++++ DATA FOR THIS EXERCISE ++++

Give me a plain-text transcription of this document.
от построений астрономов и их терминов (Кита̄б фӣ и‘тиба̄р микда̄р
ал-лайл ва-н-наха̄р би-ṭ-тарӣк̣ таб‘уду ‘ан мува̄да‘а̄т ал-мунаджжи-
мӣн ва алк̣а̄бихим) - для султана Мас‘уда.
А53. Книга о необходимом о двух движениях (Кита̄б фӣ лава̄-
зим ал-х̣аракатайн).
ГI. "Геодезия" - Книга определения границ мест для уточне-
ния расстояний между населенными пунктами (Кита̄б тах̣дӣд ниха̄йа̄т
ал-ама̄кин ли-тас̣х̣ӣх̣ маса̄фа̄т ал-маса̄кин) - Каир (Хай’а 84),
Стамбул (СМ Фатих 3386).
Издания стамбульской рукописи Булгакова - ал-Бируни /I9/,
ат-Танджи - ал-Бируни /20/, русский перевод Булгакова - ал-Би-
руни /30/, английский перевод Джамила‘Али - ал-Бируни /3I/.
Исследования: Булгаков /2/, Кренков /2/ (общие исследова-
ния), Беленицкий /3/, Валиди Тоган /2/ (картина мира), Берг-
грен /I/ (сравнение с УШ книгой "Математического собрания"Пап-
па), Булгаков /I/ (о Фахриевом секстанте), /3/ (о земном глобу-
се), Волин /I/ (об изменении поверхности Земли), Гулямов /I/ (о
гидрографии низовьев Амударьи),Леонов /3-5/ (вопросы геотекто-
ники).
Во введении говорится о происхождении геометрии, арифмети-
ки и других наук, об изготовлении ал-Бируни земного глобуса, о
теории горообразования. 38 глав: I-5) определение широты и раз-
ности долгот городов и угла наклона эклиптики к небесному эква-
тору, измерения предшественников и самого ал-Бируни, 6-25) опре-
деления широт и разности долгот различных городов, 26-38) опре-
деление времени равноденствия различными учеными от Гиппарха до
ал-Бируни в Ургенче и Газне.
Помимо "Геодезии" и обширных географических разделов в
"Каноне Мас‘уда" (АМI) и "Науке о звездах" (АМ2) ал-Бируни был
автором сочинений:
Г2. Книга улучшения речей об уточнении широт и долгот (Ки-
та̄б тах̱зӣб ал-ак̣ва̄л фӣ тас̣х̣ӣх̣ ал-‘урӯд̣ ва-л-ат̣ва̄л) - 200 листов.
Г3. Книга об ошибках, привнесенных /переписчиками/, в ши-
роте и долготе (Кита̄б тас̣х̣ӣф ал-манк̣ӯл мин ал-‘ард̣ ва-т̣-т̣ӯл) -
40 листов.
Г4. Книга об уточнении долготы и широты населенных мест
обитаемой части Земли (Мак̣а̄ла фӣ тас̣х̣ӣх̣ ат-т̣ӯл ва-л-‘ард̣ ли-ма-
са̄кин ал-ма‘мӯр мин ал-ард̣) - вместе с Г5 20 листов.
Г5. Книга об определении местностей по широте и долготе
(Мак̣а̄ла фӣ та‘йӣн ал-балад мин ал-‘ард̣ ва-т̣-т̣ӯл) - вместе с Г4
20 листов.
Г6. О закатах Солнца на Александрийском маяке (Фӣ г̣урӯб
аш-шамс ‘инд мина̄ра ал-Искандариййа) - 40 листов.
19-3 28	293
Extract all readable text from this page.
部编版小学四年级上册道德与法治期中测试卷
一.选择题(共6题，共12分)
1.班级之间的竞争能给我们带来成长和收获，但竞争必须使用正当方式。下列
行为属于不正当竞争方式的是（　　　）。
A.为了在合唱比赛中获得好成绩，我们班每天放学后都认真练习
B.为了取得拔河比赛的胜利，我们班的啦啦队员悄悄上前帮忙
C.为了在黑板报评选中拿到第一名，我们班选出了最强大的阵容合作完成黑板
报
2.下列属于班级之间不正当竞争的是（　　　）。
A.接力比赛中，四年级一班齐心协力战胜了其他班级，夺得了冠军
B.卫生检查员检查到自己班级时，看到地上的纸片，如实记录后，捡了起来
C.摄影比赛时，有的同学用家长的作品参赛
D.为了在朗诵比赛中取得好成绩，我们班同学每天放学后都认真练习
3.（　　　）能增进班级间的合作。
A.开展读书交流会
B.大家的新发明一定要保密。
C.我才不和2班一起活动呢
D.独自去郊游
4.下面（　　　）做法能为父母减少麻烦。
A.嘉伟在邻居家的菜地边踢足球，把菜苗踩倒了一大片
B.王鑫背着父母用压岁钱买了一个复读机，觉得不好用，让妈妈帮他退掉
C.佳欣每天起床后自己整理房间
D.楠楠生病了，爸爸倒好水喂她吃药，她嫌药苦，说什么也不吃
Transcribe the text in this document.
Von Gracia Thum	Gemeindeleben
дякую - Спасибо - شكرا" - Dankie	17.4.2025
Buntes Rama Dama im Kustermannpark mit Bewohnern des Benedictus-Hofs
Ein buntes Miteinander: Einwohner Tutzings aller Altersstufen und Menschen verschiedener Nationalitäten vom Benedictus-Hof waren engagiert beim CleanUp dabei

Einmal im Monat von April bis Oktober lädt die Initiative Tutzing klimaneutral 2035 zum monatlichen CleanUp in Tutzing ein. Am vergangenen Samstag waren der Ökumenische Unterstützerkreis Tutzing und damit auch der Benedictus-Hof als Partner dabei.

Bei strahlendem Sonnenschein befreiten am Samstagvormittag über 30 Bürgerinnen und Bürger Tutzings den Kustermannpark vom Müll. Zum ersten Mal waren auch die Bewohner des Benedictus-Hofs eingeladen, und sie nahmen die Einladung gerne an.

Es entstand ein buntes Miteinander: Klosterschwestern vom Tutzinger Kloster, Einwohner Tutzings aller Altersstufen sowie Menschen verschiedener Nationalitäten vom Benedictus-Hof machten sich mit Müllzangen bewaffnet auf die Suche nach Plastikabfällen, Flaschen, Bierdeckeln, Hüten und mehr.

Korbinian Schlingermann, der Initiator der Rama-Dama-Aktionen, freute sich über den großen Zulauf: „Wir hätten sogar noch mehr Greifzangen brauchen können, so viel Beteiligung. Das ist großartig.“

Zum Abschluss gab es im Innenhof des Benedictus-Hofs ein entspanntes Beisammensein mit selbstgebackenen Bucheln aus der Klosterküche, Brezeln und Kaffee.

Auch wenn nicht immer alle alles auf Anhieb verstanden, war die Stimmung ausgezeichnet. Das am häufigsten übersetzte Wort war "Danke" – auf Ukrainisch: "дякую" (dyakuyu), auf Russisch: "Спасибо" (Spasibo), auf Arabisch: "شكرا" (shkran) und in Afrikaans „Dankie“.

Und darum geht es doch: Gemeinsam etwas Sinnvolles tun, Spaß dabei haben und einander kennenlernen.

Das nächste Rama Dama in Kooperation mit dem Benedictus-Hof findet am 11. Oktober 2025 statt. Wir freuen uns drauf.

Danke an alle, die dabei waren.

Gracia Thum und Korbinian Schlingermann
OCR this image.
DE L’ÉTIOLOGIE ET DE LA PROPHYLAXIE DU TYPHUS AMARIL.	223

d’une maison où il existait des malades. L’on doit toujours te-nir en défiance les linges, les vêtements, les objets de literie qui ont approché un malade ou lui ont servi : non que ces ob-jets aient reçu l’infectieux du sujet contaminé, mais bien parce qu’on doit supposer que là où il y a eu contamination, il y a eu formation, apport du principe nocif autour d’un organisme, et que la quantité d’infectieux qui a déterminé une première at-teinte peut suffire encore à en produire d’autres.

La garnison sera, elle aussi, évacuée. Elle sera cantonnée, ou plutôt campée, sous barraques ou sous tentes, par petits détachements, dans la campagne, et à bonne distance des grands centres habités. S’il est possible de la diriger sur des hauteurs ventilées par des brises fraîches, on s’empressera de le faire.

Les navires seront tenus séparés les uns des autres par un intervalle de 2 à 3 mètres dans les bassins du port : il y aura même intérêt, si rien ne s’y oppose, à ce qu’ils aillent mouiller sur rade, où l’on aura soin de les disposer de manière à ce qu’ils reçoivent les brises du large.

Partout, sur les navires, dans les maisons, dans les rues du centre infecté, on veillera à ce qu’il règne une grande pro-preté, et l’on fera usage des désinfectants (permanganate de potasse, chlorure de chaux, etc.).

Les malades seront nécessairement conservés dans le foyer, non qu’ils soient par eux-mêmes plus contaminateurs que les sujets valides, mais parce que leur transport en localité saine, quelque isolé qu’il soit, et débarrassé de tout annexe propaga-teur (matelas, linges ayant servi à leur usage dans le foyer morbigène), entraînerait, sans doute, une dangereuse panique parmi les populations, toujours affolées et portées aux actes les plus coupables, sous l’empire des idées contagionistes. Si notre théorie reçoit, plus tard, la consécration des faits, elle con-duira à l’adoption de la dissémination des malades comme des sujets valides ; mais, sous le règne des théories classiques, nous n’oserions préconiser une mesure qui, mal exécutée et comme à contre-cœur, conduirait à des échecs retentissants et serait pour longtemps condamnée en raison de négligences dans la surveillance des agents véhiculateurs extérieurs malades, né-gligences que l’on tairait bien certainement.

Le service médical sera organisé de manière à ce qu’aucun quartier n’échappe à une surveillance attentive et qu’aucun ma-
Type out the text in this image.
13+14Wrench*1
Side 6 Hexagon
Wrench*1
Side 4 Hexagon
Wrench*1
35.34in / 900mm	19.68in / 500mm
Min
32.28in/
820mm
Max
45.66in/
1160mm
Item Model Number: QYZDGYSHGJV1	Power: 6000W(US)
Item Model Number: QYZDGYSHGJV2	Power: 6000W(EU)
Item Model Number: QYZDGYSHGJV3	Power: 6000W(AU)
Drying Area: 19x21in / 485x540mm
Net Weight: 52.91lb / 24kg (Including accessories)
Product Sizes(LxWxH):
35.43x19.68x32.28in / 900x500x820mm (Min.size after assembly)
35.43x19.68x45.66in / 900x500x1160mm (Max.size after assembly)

++++

Only the lines from the one containing "Type out the text in this image." through the end of the entries above belong in the answer; repeat them exactly.

THE SOLUTION:
Type out the text in this image.
13+14Wrench*1
Side 6 Hexagon
Wrench*1
Side 4 Hexagon
Wrench*1
35.34in / 900mm	19.68in / 500mm
Min
32.28in/
820mm
Max
45.66in/
1160mm
Item Model Number: QYZDGYSHGJV1	Power: 6000W(US)
Item Model Number: QYZDGYSHGJV2	Power: 6000W(EU)
Item Model Number: QYZDGYSHGJV3	Power: 6000W(AU)
Drying Area: 19x21in / 485x540mm
Net Weight: 52.91lb / 24kg (Including accessories)
Product Sizes(LxWxH):
35.43x19.68x32.28in / 900x500x820mm (Min.size after assembly)
35.43x19.68x45.66in / 900x500x1160mm (Max.size after assembly)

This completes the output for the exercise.